**TASK OBJECTIVE:** Go through the lines below. Copy those with "fully".

**INPUT RECORDS:**
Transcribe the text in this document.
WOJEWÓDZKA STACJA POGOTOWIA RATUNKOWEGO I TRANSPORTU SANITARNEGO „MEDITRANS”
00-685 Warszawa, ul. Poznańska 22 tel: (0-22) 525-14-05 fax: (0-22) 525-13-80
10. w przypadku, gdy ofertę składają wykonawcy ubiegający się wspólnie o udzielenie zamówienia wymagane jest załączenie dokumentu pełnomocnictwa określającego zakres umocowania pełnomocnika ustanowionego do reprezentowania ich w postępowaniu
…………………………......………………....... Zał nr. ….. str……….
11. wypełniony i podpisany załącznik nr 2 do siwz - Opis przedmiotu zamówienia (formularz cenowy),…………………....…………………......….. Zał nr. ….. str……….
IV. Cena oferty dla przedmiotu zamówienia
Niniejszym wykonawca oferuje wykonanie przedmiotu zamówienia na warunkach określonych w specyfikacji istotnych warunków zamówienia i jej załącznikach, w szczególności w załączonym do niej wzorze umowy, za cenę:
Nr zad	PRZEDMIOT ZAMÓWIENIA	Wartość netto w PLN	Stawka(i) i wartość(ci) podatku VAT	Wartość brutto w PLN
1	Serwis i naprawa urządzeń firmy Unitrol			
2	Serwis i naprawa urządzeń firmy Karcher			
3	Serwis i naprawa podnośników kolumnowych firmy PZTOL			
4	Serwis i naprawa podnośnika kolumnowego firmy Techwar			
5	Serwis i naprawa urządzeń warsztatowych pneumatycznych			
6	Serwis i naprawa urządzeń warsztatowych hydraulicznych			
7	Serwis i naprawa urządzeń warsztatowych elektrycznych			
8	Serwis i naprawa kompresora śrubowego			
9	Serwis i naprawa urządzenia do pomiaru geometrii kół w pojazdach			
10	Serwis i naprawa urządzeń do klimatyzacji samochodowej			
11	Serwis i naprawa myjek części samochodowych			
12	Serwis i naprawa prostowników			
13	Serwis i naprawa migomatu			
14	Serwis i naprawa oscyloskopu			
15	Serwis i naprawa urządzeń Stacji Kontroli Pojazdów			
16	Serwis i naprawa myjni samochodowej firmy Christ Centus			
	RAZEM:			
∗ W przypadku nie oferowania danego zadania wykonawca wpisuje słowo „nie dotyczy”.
---
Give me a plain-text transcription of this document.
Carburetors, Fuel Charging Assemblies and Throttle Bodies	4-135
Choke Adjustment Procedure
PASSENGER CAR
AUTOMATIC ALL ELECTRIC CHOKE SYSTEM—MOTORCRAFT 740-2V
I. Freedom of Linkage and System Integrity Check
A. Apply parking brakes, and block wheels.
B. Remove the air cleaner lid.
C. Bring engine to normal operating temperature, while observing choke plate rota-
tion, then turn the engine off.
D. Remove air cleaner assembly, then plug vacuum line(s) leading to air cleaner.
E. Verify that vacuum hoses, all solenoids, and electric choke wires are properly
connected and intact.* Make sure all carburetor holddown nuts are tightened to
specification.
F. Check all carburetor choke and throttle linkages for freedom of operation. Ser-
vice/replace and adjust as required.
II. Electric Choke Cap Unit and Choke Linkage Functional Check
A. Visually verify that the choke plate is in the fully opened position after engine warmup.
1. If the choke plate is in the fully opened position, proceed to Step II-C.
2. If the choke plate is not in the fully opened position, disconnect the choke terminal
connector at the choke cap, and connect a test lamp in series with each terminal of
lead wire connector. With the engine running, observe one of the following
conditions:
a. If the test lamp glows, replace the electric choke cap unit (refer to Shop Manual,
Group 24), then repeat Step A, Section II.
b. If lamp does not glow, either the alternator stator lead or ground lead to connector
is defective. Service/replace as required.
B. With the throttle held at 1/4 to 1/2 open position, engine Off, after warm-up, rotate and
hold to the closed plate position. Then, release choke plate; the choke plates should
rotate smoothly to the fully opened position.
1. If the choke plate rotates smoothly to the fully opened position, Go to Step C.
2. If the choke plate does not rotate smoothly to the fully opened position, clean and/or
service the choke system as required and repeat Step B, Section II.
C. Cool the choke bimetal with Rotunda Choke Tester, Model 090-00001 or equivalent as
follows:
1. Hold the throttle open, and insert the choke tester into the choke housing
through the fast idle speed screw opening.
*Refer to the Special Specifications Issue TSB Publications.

**EXERCISE ANSWER:**
A. Visually verify that the choke plate is in the fully opened position after engine warmup.
1. If the choke plate is in the fully opened position, proceed to Step II-C.
2. If the choke plate is not in the fully opened position, disconnect the choke terminal
rotate smoothly to the fully opened position.
1. If the choke plate rotates smoothly to the fully opened position, Go to Step C.
2. If the choke plate does not rotate smoothly to the fully opened position, clean and/or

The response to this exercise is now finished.